┌─ Exercise data

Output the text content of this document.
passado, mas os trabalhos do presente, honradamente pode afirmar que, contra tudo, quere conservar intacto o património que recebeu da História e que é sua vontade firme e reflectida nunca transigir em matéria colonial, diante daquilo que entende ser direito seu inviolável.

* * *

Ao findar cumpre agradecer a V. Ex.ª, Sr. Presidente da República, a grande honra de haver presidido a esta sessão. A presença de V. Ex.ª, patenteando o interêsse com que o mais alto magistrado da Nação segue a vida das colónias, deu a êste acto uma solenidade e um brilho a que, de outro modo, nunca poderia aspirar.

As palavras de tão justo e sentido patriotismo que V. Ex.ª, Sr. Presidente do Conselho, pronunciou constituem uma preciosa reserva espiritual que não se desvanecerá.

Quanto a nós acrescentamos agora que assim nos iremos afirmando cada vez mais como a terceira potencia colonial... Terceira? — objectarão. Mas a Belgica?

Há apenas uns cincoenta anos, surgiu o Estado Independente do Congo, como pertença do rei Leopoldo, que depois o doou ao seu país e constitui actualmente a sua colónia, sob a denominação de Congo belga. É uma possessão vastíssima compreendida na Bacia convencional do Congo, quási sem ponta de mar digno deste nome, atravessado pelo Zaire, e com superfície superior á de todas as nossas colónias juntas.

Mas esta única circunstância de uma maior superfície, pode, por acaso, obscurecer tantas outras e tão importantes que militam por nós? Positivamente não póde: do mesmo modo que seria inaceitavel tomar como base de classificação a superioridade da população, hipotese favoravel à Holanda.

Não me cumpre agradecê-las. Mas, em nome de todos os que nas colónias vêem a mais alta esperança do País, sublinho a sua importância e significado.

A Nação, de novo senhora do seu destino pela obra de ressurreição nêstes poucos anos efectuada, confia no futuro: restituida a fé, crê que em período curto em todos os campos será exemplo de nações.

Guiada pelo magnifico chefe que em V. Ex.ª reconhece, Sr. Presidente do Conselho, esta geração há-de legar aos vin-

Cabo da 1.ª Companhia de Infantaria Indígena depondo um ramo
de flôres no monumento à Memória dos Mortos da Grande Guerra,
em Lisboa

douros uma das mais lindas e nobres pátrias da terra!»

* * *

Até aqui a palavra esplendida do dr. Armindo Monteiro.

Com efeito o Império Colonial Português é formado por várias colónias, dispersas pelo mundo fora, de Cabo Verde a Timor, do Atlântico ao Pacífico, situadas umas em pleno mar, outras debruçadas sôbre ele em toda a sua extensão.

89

└─

• [Task objective]: Make an exact copy of the listing, including every line.

• [The completed task]:
Output the text content of this document.
passado, mas os trabalhos do presente, honradamente pode afirmar que, contra tudo, quere conservar intacto o património que recebeu da História e que é sua vontade firme e reflectida nunca transigir em matéria colonial, diante daquilo que entende ser direito seu inviolável.

* * *

Ao findar cumpre agradecer a V. Ex.ª, Sr. Presidente da República, a grande honra de haver presidido a esta sessão. A presença de V. Ex.ª, patenteando o interêsse com que o mais alto magistrado da Nação segue a vida das colónias, deu a êste acto uma solenidade e um brilho a que, de outro modo, nunca poderia aspirar.

As palavras de tão justo e sentido patriotismo que V. Ex.ª, Sr. Presidente do Conselho, pronunciou constituem uma preciosa reserva espiritual que não se desvanecerá.

Quanto a nós acrescentamos agora que assim nos iremos afirmando cada vez mais como a terceira potencia colonial... Terceira? — objectarão. Mas a Belgica?

Há apenas uns cincoenta anos, surgiu o Estado Independente do Congo, como pertença do rei Leopoldo, que depois o doou ao seu país e constitui actualmente a sua colónia, sob a denominação de Congo belga. É uma possessão vastíssima compreendida na Bacia convencional do Congo, quási sem ponta de mar digno deste nome, atravessado pelo Zaire, e com superfície superior á de todas as nossas colónias juntas.

Mas esta única circunstância de uma maior superfície, pode, por acaso, obscurecer tantas outras e tão importantes que militam por nós? Positivamente não póde: do mesmo modo que seria inaceitavel tomar como base de classificação a superioridade da população, hipotese favoravel à Holanda.

Não me cumpre agradecê-las. Mas, em nome de todos os que nas colónias vêem a mais alta esperança do País, sublinho a sua importância e significado.

A Nação, de novo senhora do seu destino pela obra de ressurreição nêstes poucos anos efectuada, confia no futuro: restituida a fé, crê que em período curto em todos os campos será exemplo de nações.

Guiada pelo magnifico chefe que em V. Ex.ª reconhece, Sr. Presidente do Conselho, esta geração há-de legar aos vin-

Cabo da 1.ª Companhia de Infantaria Indígena depondo um ramo
de flôres no monumento à Memória dos Mortos da Grande Guerra,
em Lisboa

douros uma das mais lindas e nobres pátrias da terra!»

* * *

Até aqui a palavra esplendida do dr. Armindo Monteiro.

Com efeito o Império Colonial Português é formado por várias colónias, dispersas pelo mundo fora, de Cabo Verde a Timor, do Atlântico ao Pacífico, situadas umas em pleno mar, outras debruçadas sôbre ele em toda a sua extensão.

89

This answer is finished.